Dataset entries
** Start **

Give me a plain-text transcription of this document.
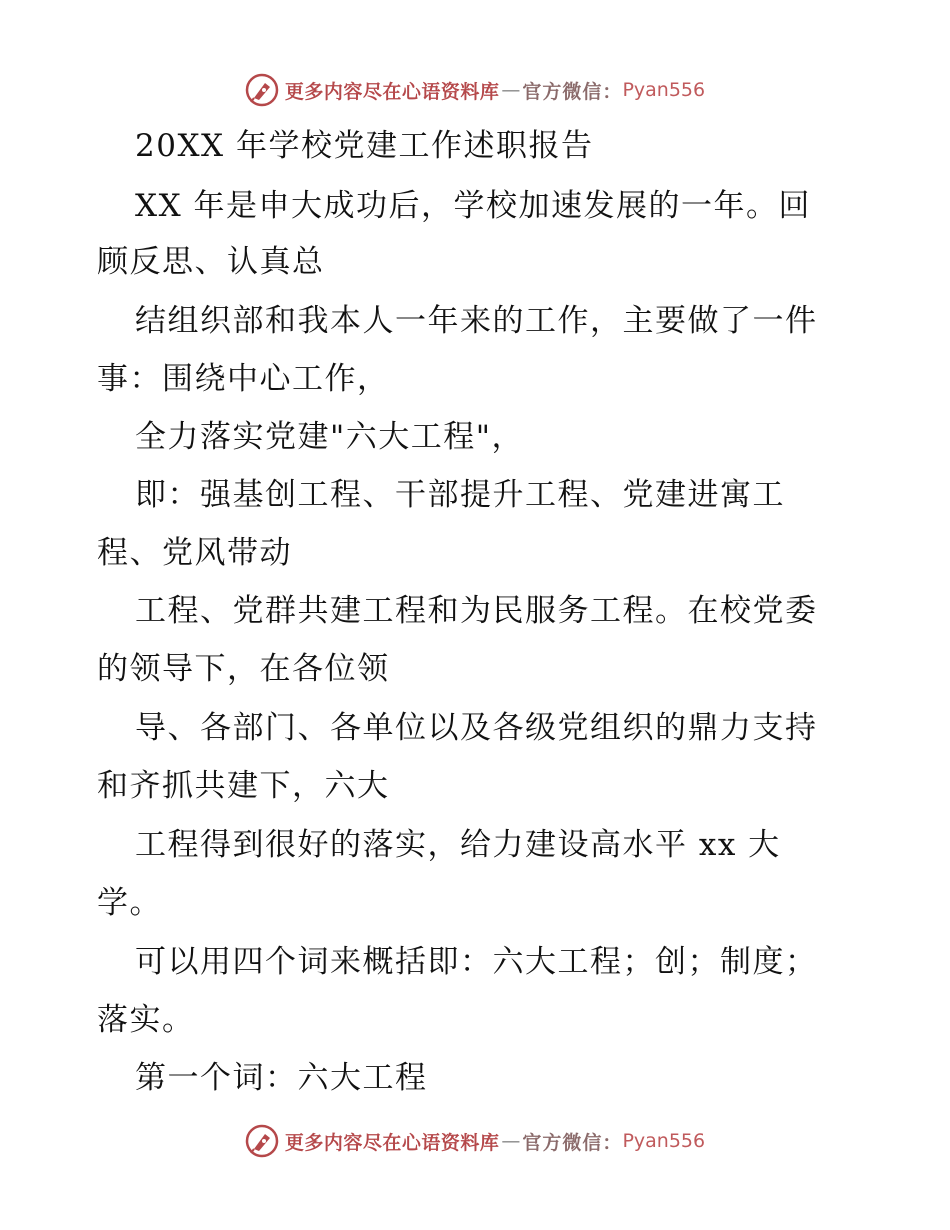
更多内容尽在心语资料库 — 官方微信： Pyan556
20XX 年学校党建工作述职报告
XX 年是申大成功后，学校加速发展的一年。回
顾反思、认真总
结组织部和我本人一年来的工作，主要做了一件
事：围绕中心工作，
全力落实党建"六大工程"，
即：强基创工程、干部提升工程、党建进寓工
程、党风带动
工程、党群共建工程和为民服务工程。在校党委
的领导下，在各位领
导、各部门、各单位以及各级党组织的鼎力支持
和齐抓共建下，六大
工程得到很好的落实，给力建设高水平 xx 大
学。
可以用四个词来概括即：六大工程；创；制度；
落实。
第一个词：六大工程
更多内容尽在心语资料库 — 官方微信： Pyan556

** End **

#### Given request
Write the listing out a second time exactly, dropping all images.

#### Exercise response
Give me a plain-text transcription of this document.
更多内容尽在心语资料库 — 官方微信： Pyan556
20XX 年学校党建工作述职报告
XX 年是申大成功后，学校加速发展的一年。回
顾反思、认真总
结组织部和我本人一年来的工作，主要做了一件
事：围绕中心工作，
全力落实党建"六大工程"，
即：强基创工程、干部提升工程、党建进寓工
程、党风带动
工程、党群共建工程和为民服务工程。在校党委
的领导下，在各位领
导、各部门、各单位以及各级党组织的鼎力支持
和齐抓共建下，六大
工程得到很好的落实，给力建设高水平 xx 大
学。
可以用四个词来概括即：六大工程；创；制度；
落实。
第一个词：六大工程
更多内容尽在心语资料库 — 官方微信： Pyan556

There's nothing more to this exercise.